--- START DATASET RECORDS ---
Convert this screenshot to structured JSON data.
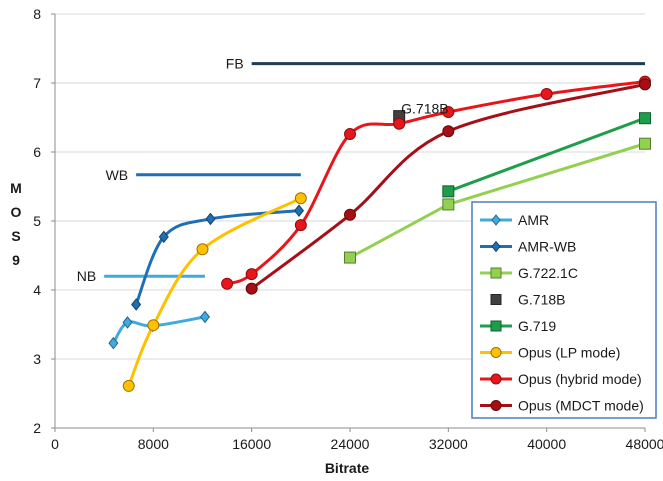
{
  "chart_data": {
    "type": "line",
    "xlabel": "Bitrate",
    "ylabel": "MOS",
    "ylabel_suffix": "9",
    "xlim": [
      0,
      48000
    ],
    "ylim": [
      2,
      8
    ],
    "x_ticks": [
      0,
      8000,
      16000,
      24000,
      32000,
      40000,
      48000
    ],
    "y_ticks": [
      2,
      3,
      4,
      5,
      6,
      7,
      8
    ],
    "legend_position": "right",
    "bands": [
      {
        "label": "FB",
        "x": [
          16000,
          48000
        ],
        "y": 7.28,
        "color": "#1f3b57"
      },
      {
        "label": "WB",
        "x": [
          6600,
          20000
        ],
        "y": 5.67,
        "color": "#1f6fb2"
      },
      {
        "label": "NB",
        "x": [
          4000,
          12200
        ],
        "y": 4.2,
        "color": "#3fa9e0"
      }
    ],
    "point_labels": [
      {
        "text": "G.718B",
        "x": 28000,
        "y": 6.5
      }
    ],
    "series": [
      {
        "name": "AMR",
        "color": "#3fa9e0",
        "marker": "diamond",
        "smooth": true,
        "points": [
          [
            4750,
            3.23
          ],
          [
            5900,
            3.53
          ],
          [
            7950,
            3.48
          ],
          [
            12200,
            3.61
          ]
        ]
      },
      {
        "name": "AMR-WB",
        "color": "#1f6fb2",
        "marker": "diamond",
        "smooth": true,
        "points": [
          [
            6600,
            3.79
          ],
          [
            8850,
            4.77
          ],
          [
            12650,
            5.03
          ],
          [
            19850,
            5.15
          ]
        ]
      },
      {
        "name": "G.722.1C",
        "color": "#92d050",
        "marker": "square",
        "smooth": false,
        "points": [
          [
            24000,
            4.47
          ],
          [
            32000,
            5.24
          ],
          [
            48000,
            6.12
          ]
        ]
      },
      {
        "name": "G.718B",
        "color": "#404040",
        "marker": "square",
        "smooth": false,
        "line": false,
        "points": [
          [
            28000,
            6.52
          ]
        ]
      },
      {
        "name": "G.719",
        "color": "#1e9e4a",
        "marker": "square",
        "smooth": false,
        "points": [
          [
            32000,
            5.43
          ],
          [
            48000,
            6.49
          ]
        ]
      },
      {
        "name": "Opus (LP mode)",
        "color": "#ffc000",
        "marker": "circle",
        "smooth": true,
        "points": [
          [
            6000,
            2.61
          ],
          [
            8000,
            3.49
          ],
          [
            12000,
            4.59
          ],
          [
            20000,
            5.33
          ]
        ]
      },
      {
        "name": "Opus (hybrid mode)",
        "color": "#e8161b",
        "marker": "circle",
        "smooth": true,
        "points": [
          [
            14000,
            4.09
          ],
          [
            16000,
            4.23
          ],
          [
            20000,
            4.94
          ],
          [
            24000,
            6.26
          ],
          [
            28000,
            6.41
          ],
          [
            32000,
            6.58
          ],
          [
            40000,
            6.84
          ],
          [
            48000,
            7.02
          ]
        ]
      },
      {
        "name": "Opus (MDCT mode)",
        "color": "#a50f15",
        "marker": "circle",
        "smooth": true,
        "points": [
          [
            16000,
            4.02
          ],
          [
            24000,
            5.09
          ],
          [
            32000,
            6.3
          ],
          [
            48000,
            6.98
          ]
        ]
      }
    ]
  }
}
--- END DATASET RECORDS ---
WHAT THIS TASK INVOLVES: In your copy of the records, include no pictures; repeat everything else exactly.

RESULT:
Convert this screenshot to structured JSON data.
{
  "chart_data": {
    "type": "line",
    "xlabel": "Bitrate",
    "ylabel": "MOS",
    "ylabel_suffix": "9",
    "xlim": [
      0,
      48000
    ],
    "ylim": [
      2,
      8
    ],
    "x_ticks": [
      0,
      8000,
      16000,
      24000,
      32000,
      40000,
      48000
    ],
    "y_ticks": [
      2,
      3,
      4,
      5,
      6,
      7,
      8
    ],
    "legend_position": "right",
    "bands": [
      {
        "label": "FB",
        "x": [
          16000,
          48000
        ],
        "y": 7.28,
        "color": "#1f3b57"
      },
      {
        "label": "WB",
        "x": [
          6600,
          20000
        ],
        "y": 5.67,
        "color": "#1f6fb2"
      },
      {
        "label": "NB",
        "x": [
          4000,
          12200
        ],
        "y": 4.2,
        "color": "#3fa9e0"
      }
    ],
    "point_labels": [
      {
        "text": "G.718B",
        "x": 28000,
        "y": 6.5
      }
    ],
    "series": [
      {
        "name": "AMR",
        "color": "#3fa9e0",
        "marker": "diamond",
        "smooth": true,
        "points": [
          [
            4750,
            3.23
          ],
          [
            5900,
            3.53
          ],
          [
            7950,
            3.48
          ],
          [
            12200,
            3.61
          ]
        ]
      },
      {
        "name": "AMR-WB",
        "color": "#1f6fb2",
        "marker": "diamond",
        "smooth": true,
        "points": [
          [
            6600,
            3.79
          ],
          [
            8850,
            4.77
          ],
          [
            12650,
            5.03
          ],
          [
            19850,
            5.15
          ]
        ]
      },
      {
        "name": "G.722.1C",
        "color": "#92d050",
        "marker": "square",
        "smooth": false,
        "points": [
          [
            24000,
            4.47
          ],
          [
            32000,
            5.24
          ],
          [
            48000,
            6.12
          ]
        ]
      },
      {
        "name": "G.718B",
        "color": "#404040",
        "marker": "square",
        "smooth": false,
        "line": false,
        "points": [
          [
            28000,
            6.52
          ]
        ]
      },
      {
        "name": "G.719",
        "color": "#1e9e4a",
        "marker": "square",
        "smooth": false,
        "points": [
          [
            32000,
            5.43
          ],
          [
            48000,
            6.49
          ]
        ]
      },
      {
        "name": "Opus (LP mode)",
        "color": "#ffc000",
        "marker": "circle",
        "smooth": true,
        "points": [
          [
            6000,
            2.61
          ],
          [
            8000,
            3.49
          ],
          [
            12000,
            4.59
          ],
          [
            20000,
            5.33
          ]
        ]
      },
      {
        "name": "Opus (hybrid mode)",
        "color": "#e8161b",
        "marker": "circle",
        "smooth": true,
        "points": [
          [
            14000,
            4.09
          ],
          [
            16000,
            4.23
          ],
          [
            20000,
            4.94
          ],
          [
            24000,
            6.26
          ],
          [
            28000,
            6.41
          ],
          [
            32000,
            6.58
          ],
          [
            40000,
            6.84
          ],
          [
            48000,
            7.02
          ]
        ]
      },
      {
        "name": "Opus (MDCT mode)",
        "color": "#a50f15",
        "marker": "circle",
        "smooth": true,
        "points": [
          [
            16000,
            4.02
          ],
          [
            24000,
            5.09
          ],
          [
            32000,
            6.3
          ],
          [
            48000,
            6.98
          ]
        ]
      }
    ]
  }
}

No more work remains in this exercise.